— START OF Dataset records —

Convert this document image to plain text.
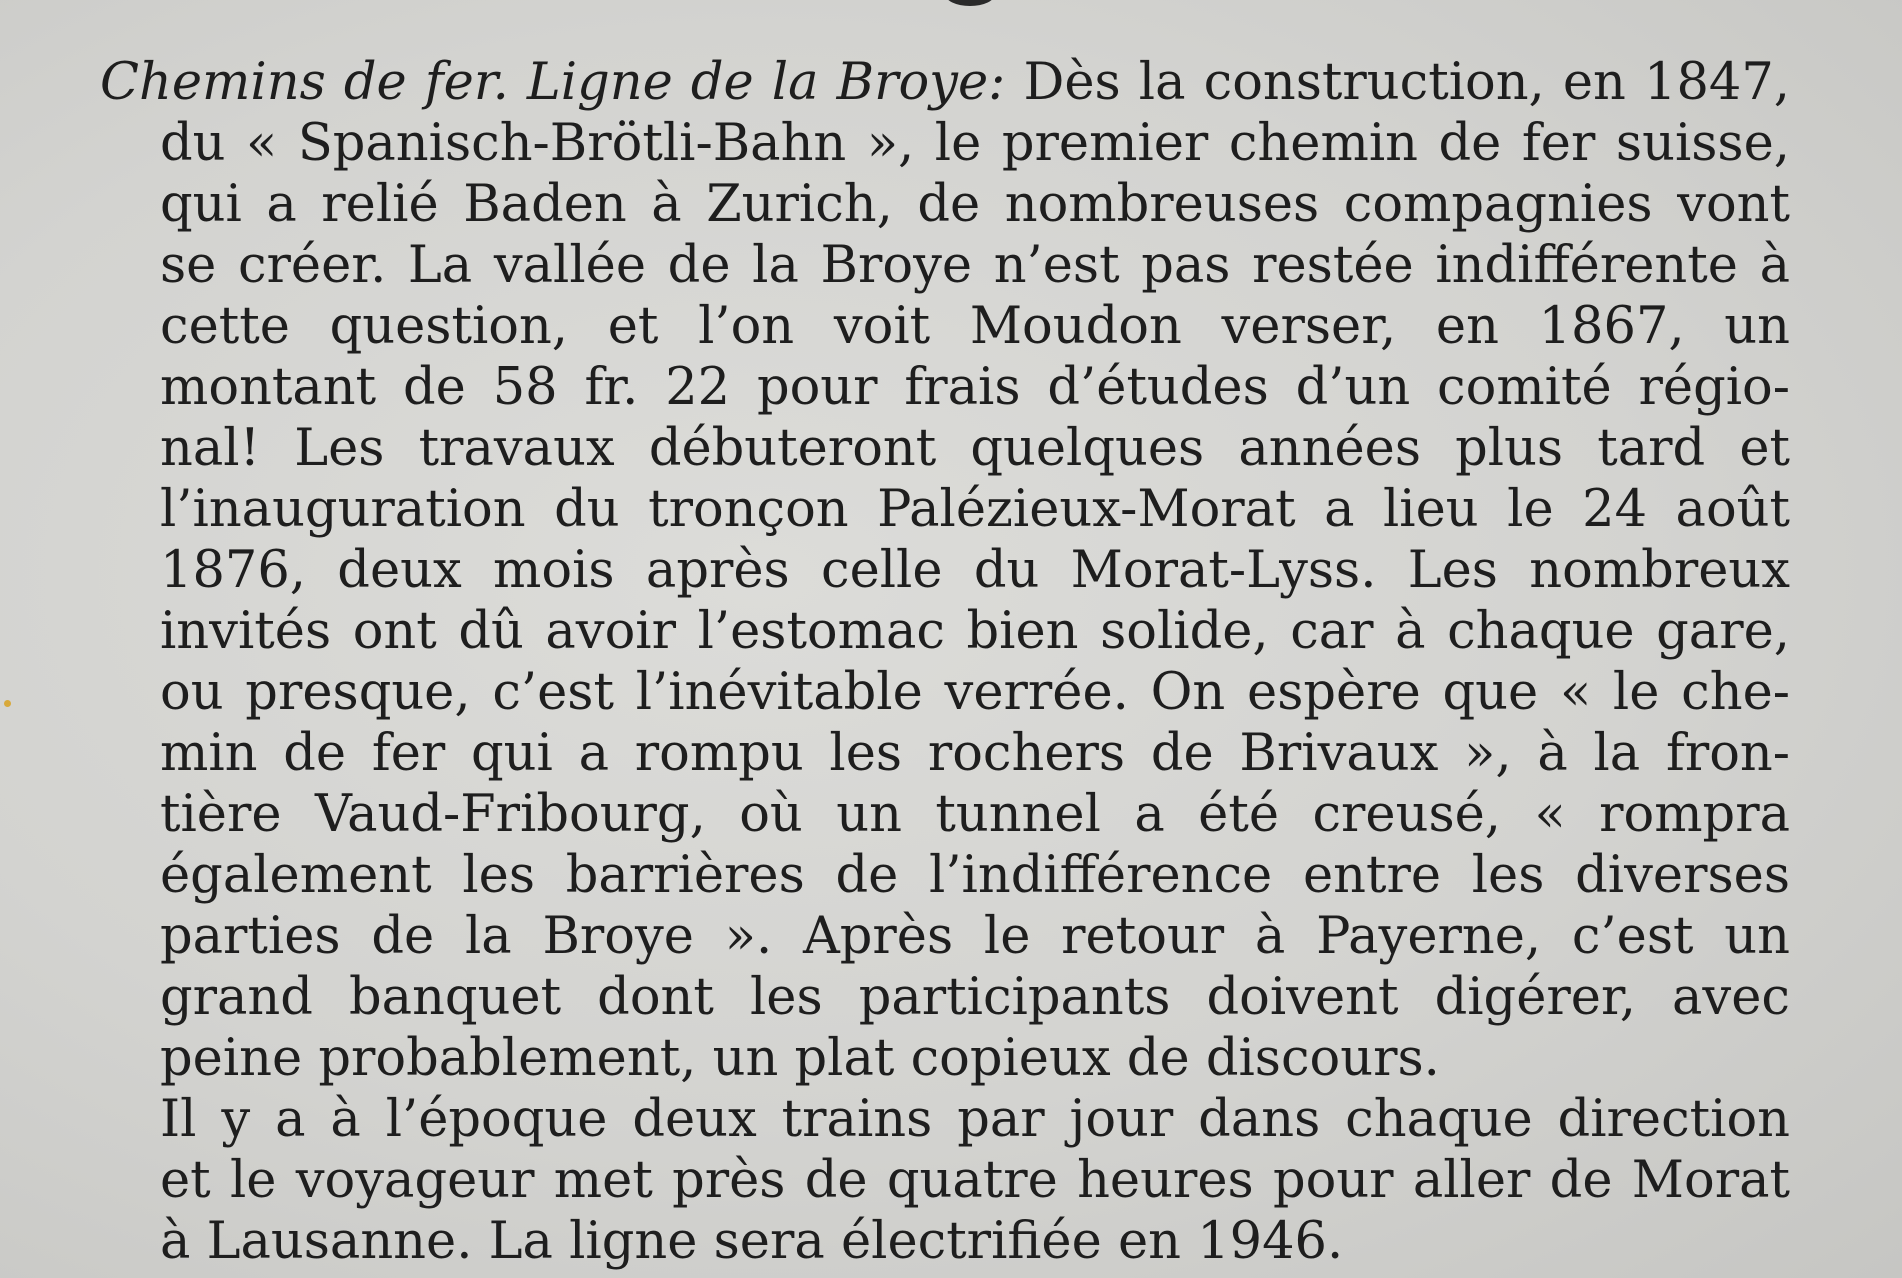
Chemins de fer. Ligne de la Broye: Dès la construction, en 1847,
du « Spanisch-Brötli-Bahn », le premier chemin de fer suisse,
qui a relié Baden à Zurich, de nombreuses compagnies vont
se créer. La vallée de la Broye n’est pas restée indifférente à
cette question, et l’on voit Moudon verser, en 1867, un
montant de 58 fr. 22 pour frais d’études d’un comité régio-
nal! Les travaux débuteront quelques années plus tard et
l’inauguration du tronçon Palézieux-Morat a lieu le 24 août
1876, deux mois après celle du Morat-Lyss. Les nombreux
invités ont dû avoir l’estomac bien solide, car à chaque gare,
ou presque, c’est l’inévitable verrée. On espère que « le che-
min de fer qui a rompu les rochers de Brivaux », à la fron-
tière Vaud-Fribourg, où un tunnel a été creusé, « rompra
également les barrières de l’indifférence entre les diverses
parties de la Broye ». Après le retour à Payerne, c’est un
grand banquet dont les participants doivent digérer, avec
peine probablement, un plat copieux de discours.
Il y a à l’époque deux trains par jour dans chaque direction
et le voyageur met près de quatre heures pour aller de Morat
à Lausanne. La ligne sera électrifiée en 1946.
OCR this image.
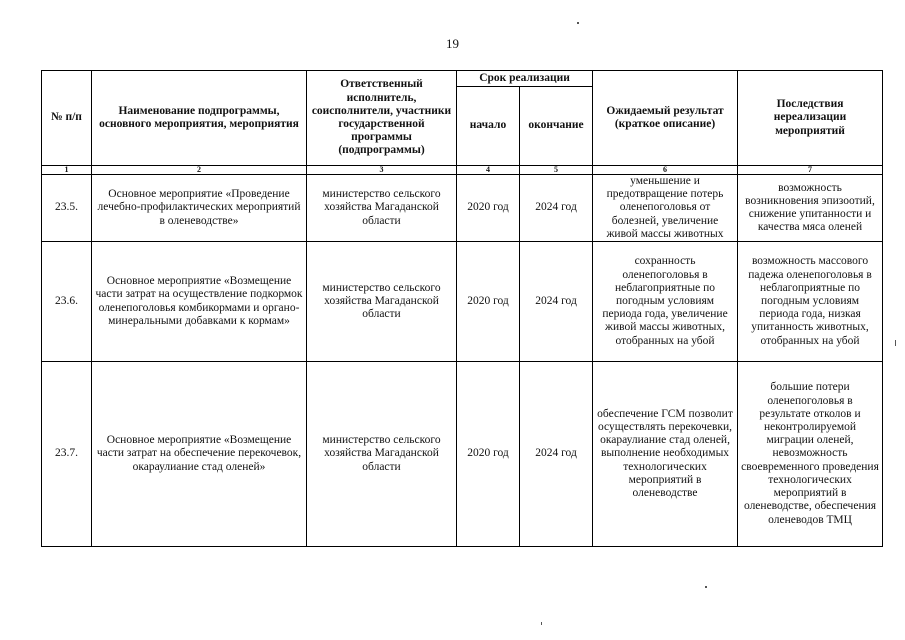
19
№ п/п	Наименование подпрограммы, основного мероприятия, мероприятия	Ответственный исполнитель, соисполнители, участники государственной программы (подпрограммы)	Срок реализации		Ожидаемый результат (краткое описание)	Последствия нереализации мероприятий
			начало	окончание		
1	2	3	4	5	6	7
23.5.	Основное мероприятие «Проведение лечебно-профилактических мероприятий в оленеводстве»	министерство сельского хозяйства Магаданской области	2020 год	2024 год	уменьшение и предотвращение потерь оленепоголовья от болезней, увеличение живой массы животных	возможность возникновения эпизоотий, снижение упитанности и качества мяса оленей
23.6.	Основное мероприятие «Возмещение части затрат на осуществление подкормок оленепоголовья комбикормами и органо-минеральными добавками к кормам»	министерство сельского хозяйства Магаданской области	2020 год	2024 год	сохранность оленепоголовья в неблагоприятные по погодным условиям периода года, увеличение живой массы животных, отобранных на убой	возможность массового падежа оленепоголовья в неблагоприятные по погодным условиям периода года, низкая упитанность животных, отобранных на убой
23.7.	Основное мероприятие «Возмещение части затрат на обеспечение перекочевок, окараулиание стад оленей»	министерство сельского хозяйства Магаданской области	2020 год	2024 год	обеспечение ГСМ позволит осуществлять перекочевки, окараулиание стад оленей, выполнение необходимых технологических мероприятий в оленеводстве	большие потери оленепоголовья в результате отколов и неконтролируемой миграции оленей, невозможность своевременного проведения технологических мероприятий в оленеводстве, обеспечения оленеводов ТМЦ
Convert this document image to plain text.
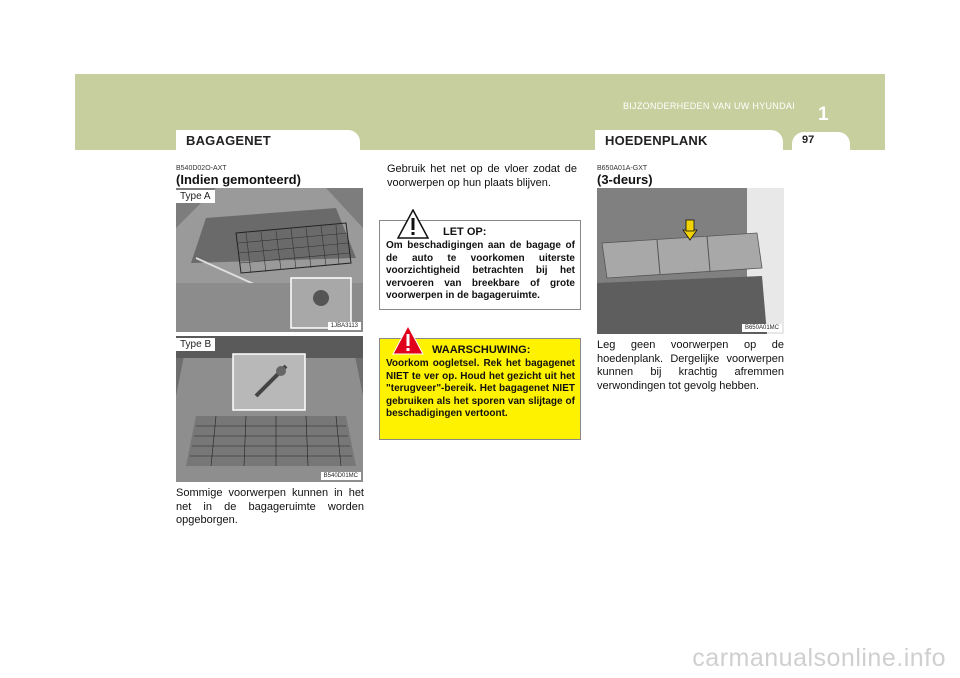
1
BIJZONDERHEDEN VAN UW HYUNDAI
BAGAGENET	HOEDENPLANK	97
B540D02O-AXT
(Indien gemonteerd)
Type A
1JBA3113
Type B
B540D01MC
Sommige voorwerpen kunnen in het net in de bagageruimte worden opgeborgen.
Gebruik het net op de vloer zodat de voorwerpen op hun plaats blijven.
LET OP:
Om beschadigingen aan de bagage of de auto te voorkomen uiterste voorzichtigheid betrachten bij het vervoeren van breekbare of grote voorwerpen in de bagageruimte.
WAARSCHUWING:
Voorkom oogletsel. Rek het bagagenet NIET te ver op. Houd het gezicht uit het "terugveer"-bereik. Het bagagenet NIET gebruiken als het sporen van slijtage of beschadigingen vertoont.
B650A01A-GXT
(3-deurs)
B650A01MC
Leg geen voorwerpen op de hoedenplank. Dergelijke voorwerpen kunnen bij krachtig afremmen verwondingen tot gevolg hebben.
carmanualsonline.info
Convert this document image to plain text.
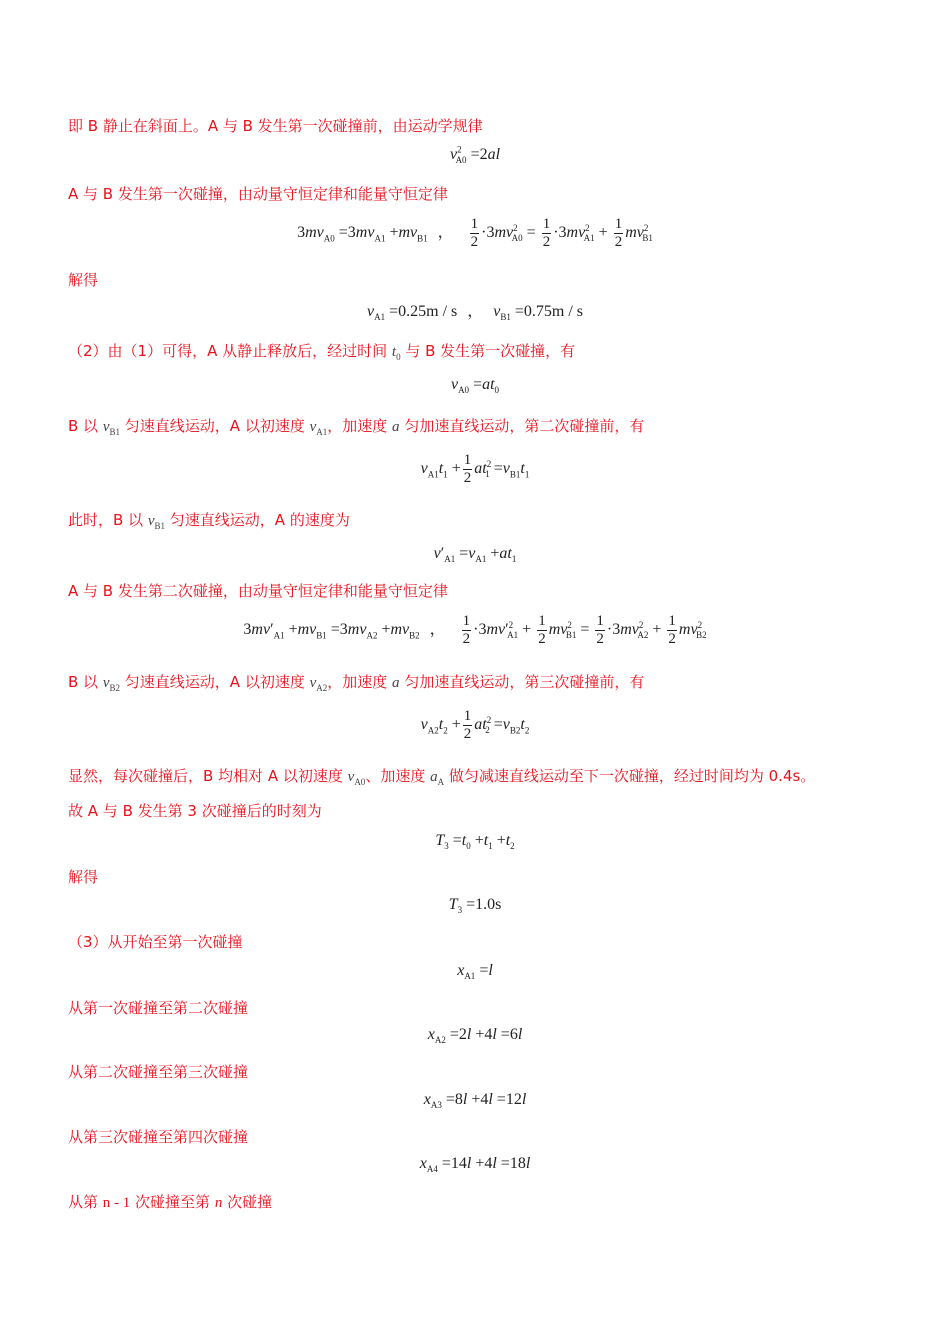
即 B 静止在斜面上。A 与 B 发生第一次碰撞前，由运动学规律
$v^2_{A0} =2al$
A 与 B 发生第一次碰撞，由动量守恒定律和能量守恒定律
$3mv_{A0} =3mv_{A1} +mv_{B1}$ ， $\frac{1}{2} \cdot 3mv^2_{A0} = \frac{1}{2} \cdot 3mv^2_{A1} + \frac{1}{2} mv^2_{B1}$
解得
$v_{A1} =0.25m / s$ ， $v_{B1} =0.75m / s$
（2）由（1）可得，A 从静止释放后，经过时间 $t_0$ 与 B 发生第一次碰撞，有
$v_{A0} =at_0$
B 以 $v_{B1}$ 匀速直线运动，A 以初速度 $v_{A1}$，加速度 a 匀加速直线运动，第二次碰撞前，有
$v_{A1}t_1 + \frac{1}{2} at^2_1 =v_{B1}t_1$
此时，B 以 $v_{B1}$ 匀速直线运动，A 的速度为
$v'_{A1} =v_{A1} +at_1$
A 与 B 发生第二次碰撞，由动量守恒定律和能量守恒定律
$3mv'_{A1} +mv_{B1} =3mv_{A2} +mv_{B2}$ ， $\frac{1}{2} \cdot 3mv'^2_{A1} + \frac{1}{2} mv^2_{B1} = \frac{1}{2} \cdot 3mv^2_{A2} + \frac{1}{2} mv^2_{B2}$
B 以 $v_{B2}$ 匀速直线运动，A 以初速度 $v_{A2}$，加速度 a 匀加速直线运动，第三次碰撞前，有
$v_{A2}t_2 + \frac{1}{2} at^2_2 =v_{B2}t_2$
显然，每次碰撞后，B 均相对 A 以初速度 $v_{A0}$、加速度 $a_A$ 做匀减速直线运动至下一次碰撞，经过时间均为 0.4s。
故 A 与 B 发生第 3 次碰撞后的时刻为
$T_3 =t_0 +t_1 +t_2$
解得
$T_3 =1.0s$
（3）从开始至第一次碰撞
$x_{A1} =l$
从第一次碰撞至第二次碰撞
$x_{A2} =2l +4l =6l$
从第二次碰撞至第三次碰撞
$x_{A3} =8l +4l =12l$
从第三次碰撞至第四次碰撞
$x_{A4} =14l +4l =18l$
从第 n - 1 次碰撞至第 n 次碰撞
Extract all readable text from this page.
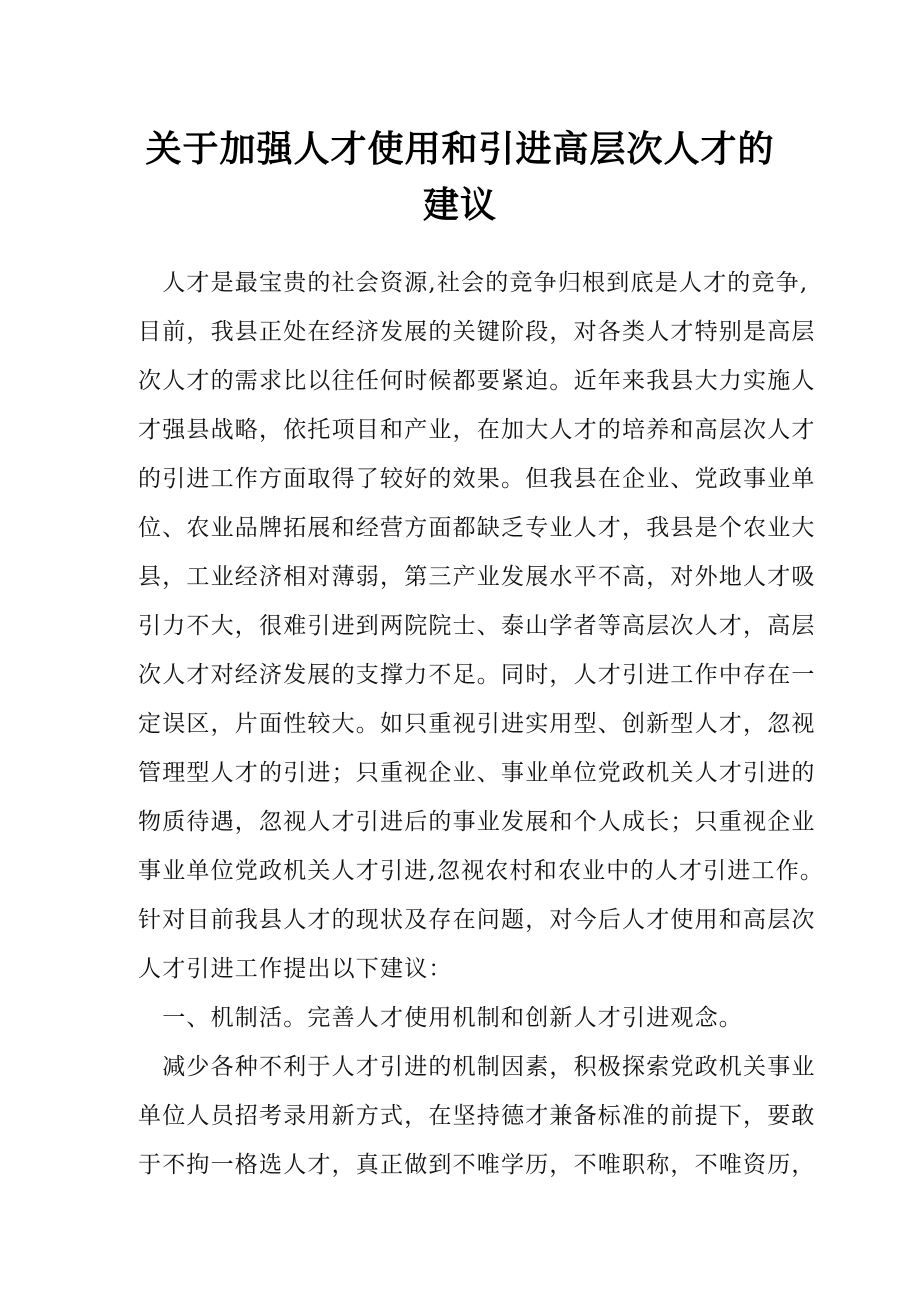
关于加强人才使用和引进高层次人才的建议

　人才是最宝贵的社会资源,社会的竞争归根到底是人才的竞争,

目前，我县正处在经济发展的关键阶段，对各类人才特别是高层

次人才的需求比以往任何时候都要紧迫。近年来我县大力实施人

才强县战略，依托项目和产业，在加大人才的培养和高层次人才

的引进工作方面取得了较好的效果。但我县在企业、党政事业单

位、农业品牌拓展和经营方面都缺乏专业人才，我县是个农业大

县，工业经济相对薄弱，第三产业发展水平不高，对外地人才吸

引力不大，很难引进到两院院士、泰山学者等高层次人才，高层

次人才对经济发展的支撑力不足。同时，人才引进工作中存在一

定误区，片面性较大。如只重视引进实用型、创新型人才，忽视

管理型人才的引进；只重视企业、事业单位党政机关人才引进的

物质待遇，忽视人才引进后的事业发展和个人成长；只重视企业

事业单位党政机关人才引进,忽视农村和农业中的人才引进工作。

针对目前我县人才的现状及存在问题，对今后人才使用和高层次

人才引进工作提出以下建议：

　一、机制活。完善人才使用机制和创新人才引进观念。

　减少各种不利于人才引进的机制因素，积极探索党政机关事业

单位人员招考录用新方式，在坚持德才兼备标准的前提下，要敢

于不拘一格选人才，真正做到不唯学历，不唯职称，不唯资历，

— END OF Dataset records —

Required task: Copy the final portion of the records: every line from the one containing "Extract all readable text from this page." through the last, word for word, without pictures.

Response:
Extract all readable text from this page.
关于加强人才使用和引进高层次人才的建议

　人才是最宝贵的社会资源,社会的竞争归根到底是人才的竞争,

目前，我县正处在经济发展的关键阶段，对各类人才特别是高层

次人才的需求比以往任何时候都要紧迫。近年来我县大力实施人

才强县战略，依托项目和产业，在加大人才的培养和高层次人才

的引进工作方面取得了较好的效果。但我县在企业、党政事业单

位、农业品牌拓展和经营方面都缺乏专业人才，我县是个农业大

县，工业经济相对薄弱，第三产业发展水平不高，对外地人才吸

引力不大，很难引进到两院院士、泰山学者等高层次人才，高层

次人才对经济发展的支撑力不足。同时，人才引进工作中存在一

定误区，片面性较大。如只重视引进实用型、创新型人才，忽视

管理型人才的引进；只重视企业、事业单位党政机关人才引进的

物质待遇，忽视人才引进后的事业发展和个人成长；只重视企业

事业单位党政机关人才引进,忽视农村和农业中的人才引进工作。

针对目前我县人才的现状及存在问题，对今后人才使用和高层次

人才引进工作提出以下建议：

　一、机制活。完善人才使用机制和创新人才引进观念。

　减少各种不利于人才引进的机制因素，积极探索党政机关事业

单位人员招考录用新方式，在坚持德才兼备标准的前提下，要敢

于不拘一格选人才，真正做到不唯学历，不唯职称，不唯资历，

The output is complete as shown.